Work required: Write out the whole listing exactly as it stands.

-- -- --

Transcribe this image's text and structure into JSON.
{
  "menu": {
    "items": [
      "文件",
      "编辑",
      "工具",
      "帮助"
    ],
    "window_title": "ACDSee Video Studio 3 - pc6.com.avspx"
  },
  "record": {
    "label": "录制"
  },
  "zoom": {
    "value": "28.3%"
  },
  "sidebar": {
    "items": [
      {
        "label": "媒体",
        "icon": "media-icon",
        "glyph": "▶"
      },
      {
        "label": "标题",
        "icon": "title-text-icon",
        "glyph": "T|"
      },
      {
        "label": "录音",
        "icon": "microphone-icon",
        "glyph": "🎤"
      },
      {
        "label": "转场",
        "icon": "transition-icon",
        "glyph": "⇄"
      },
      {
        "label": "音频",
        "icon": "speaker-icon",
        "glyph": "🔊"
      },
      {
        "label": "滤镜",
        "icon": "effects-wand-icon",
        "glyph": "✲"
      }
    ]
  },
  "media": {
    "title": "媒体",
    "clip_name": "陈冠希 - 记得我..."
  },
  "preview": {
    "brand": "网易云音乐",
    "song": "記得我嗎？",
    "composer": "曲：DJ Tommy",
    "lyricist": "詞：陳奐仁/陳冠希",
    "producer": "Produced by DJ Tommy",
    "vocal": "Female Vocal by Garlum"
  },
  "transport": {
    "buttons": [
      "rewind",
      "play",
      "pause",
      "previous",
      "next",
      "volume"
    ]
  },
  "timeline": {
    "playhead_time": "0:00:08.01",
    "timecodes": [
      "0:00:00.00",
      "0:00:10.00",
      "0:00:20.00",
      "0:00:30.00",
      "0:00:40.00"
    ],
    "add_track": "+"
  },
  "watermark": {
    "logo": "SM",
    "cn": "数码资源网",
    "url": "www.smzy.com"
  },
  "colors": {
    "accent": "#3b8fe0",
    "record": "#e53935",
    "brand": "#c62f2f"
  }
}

-- -- --

Complete response:
Transcribe this image's text and structure into JSON.
{
  "menu": {
    "items": [
      "文件",
      "编辑",
      "工具",
      "帮助"
    ],
    "window_title": "ACDSee Video Studio 3 - pc6.com.avspx"
  },
  "record": {
    "label": "录制"
  },
  "zoom": {
    "value": "28.3%"
  },
  "sidebar": {
    "items": [
      {
        "label": "媒体",
        "icon": "media-icon",
        "glyph": "▶"
      },
      {
        "label": "标题",
        "icon": "title-text-icon",
        "glyph": "T|"
      },
      {
        "label": "录音",
        "icon": "microphone-icon",
        "glyph": "🎤"
      },
      {
        "label": "转场",
        "icon": "transition-icon",
        "glyph": "⇄"
      },
      {
        "label": "音频",
        "icon": "speaker-icon",
        "glyph": "🔊"
      },
      {
        "label": "滤镜",
        "icon": "effects-wand-icon",
        "glyph": "✲"
      }
    ]
  },
  "media": {
    "title": "媒体",
    "clip_name": "陈冠希 - 记得我..."
  },
  "preview": {
    "brand": "网易云音乐",
    "song": "記得我嗎？",
    "composer": "曲：DJ Tommy",
    "lyricist": "詞：陳奐仁/陳冠希",
    "producer": "Produced by DJ Tommy",
    "vocal": "Female Vocal by Garlum"
  },
  "transport": {
    "buttons": [
      "rewind",
      "play",
      "pause",
      "previous",
      "next",
      "volume"
    ]
  },
  "timeline": {
    "playhead_time": "0:00:08.01",
    "timecodes": [
      "0:00:00.00",
      "0:00:10.00",
      "0:00:20.00",
      "0:00:30.00",
      "0:00:40.00"
    ],
    "add_track": "+"
  },
  "watermark": {
    "logo": "SM",
    "cn": "数码资源网",
    "url": "www.smzy.com"
  },
  "colors": {
    "accent": "#3b8fe0",
    "record": "#e53935",
    "brand": "#c62f2f"
  }
}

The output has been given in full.